Update these rows by changing every "table-row" to "grid-row" and leaving everything else unchanged. Don't include the pictures in your answer.

■ **Material provided**
○ ○ ○ ○ ○ ○ ○

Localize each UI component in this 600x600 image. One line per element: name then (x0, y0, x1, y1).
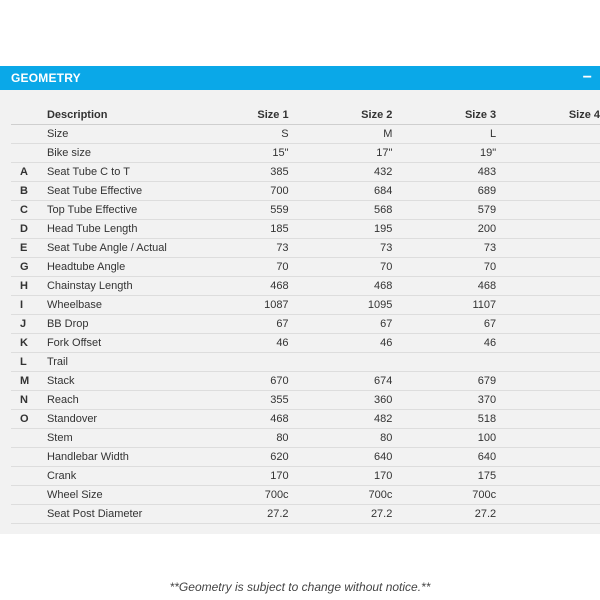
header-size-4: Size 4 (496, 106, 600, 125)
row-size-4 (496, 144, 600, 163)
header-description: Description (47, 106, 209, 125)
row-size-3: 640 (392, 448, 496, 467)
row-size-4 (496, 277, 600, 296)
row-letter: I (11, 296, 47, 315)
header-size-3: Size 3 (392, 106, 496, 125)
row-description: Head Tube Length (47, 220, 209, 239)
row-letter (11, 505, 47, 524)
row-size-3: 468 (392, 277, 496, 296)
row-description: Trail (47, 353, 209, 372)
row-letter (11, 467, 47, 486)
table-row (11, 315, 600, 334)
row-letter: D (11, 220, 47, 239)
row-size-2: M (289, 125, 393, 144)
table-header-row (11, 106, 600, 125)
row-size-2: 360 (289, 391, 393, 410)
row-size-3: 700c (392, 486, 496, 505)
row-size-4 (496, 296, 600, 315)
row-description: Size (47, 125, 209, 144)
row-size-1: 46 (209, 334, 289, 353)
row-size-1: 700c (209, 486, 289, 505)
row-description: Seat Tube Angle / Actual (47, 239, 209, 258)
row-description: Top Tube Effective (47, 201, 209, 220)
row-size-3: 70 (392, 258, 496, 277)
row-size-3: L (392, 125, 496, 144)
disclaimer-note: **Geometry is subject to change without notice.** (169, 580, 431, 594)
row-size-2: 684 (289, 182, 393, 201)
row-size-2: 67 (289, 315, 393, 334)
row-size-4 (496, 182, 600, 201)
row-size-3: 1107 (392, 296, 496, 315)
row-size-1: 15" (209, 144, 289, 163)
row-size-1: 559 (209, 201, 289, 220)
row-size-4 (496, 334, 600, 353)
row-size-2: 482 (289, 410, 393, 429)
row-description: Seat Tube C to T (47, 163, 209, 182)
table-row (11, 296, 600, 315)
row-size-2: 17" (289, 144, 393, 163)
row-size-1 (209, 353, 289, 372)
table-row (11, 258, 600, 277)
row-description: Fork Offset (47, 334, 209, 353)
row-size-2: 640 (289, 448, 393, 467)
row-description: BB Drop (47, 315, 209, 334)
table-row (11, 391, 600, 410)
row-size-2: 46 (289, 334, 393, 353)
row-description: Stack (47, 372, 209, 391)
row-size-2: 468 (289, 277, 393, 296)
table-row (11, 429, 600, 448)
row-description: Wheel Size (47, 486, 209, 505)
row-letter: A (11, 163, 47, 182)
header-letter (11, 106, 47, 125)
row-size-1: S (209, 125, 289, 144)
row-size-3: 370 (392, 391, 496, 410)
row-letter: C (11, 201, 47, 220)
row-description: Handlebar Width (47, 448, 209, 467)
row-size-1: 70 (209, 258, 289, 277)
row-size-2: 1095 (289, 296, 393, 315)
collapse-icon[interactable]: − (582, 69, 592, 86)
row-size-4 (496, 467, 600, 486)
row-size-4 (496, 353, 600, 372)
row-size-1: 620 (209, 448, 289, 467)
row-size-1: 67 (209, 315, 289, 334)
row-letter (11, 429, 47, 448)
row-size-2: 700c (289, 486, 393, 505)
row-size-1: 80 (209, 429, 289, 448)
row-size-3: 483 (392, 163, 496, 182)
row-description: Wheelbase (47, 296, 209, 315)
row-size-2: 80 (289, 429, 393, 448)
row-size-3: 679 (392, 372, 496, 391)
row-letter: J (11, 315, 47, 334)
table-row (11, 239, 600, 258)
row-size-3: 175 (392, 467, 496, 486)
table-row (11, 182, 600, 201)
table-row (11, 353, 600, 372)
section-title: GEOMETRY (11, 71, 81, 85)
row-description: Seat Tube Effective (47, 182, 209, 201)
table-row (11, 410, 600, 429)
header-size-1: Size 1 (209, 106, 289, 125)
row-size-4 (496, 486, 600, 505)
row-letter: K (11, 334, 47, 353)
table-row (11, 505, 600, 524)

○ ○ ○ ○ ○ ○ ○

■ **Exercise result**
Localize each UI component in this 600x600 image. One line per element: name then (x0, y0, x1, y1).
header-size-4: Size 4 (496, 106, 600, 125)
row-size-4 (496, 144, 600, 163)
header-description: Description (47, 106, 209, 125)
row-size-3: 640 (392, 448, 496, 467)
row-size-4 (496, 277, 600, 296)
row-letter: I (11, 296, 47, 315)
header-size-3: Size 3 (392, 106, 496, 125)
row-description: Head Tube Length (47, 220, 209, 239)
row-letter (11, 505, 47, 524)
row-size-3: 468 (392, 277, 496, 296)
row-description: Trail (47, 353, 209, 372)
row-letter (11, 467, 47, 486)
grid-row (11, 315, 600, 334)
row-letter: D (11, 220, 47, 239)
row-size-2: M (289, 125, 393, 144)
table-header-row (11, 106, 600, 125)
row-size-2: 360 (289, 391, 393, 410)
row-size-3: 700c (392, 486, 496, 505)
row-size-4 (496, 296, 600, 315)
row-description: Size (47, 125, 209, 144)
row-size-1: 46 (209, 334, 289, 353)
row-size-1: 700c (209, 486, 289, 505)
row-description: Seat Tube Angle / Actual (47, 239, 209, 258)
row-description: Top Tube Effective (47, 201, 209, 220)
row-size-3: 70 (392, 258, 496, 277)
row-size-3: L (392, 125, 496, 144)
disclaimer-note: **Geometry is subject to change without notice.** (169, 580, 431, 594)
row-size-2: 684 (289, 182, 393, 201)
row-size-2: 67 (289, 315, 393, 334)
row-size-4 (496, 182, 600, 201)
row-size-3: 1107 (392, 296, 496, 315)
row-size-1: 15" (209, 144, 289, 163)
row-size-1: 559 (209, 201, 289, 220)
row-size-4 (496, 334, 600, 353)
row-size-2: 482 (289, 410, 393, 429)
row-description: Seat Tube C to T (47, 163, 209, 182)
grid-row (11, 296, 600, 315)
row-size-2: 17" (289, 144, 393, 163)
row-size-1 (209, 353, 289, 372)
grid-row (11, 258, 600, 277)
row-description: Fork Offset (47, 334, 209, 353)
row-size-2: 640 (289, 448, 393, 467)
row-description: BB Drop (47, 315, 209, 334)
grid-row (11, 391, 600, 410)
row-size-2: 46 (289, 334, 393, 353)
row-description: Stack (47, 372, 209, 391)
row-size-2: 468 (289, 277, 393, 296)
grid-row (11, 429, 600, 448)
row-description: Wheel Size (47, 486, 209, 505)
row-letter: A (11, 163, 47, 182)
header-letter (11, 106, 47, 125)
row-size-1: S (209, 125, 289, 144)
row-size-3: 370 (392, 391, 496, 410)
row-letter: C (11, 201, 47, 220)
row-description: Handlebar Width (47, 448, 209, 467)
row-size-1: 70 (209, 258, 289, 277)
row-size-2: 1095 (289, 296, 393, 315)
collapse-icon[interactable]: − (582, 69, 592, 86)
row-size-4 (496, 467, 600, 486)
row-size-4 (496, 353, 600, 372)
row-size-1: 620 (209, 448, 289, 467)
row-size-1: 67 (209, 315, 289, 334)
row-letter (11, 429, 47, 448)
row-size-2: 700c (289, 486, 393, 505)
row-size-1: 80 (209, 429, 289, 448)
row-size-3: 483 (392, 163, 496, 182)
row-description: Wheelbase (47, 296, 209, 315)
row-size-2: 80 (289, 429, 393, 448)
row-size-3: 679 (392, 372, 496, 391)
row-letter: J (11, 315, 47, 334)
grid-row (11, 239, 600, 258)
row-size-3: 175 (392, 467, 496, 486)
grid-row (11, 182, 600, 201)
grid-row (11, 353, 600, 372)
section-title: GEOMETRY (11, 71, 81, 85)
row-description: Seat Tube Effective (47, 182, 209, 201)
grid-row (11, 410, 600, 429)
header-size-1: Size 1 (209, 106, 289, 125)
row-size-4 (496, 486, 600, 505)
row-letter: K (11, 334, 47, 353)
grid-row (11, 505, 600, 524)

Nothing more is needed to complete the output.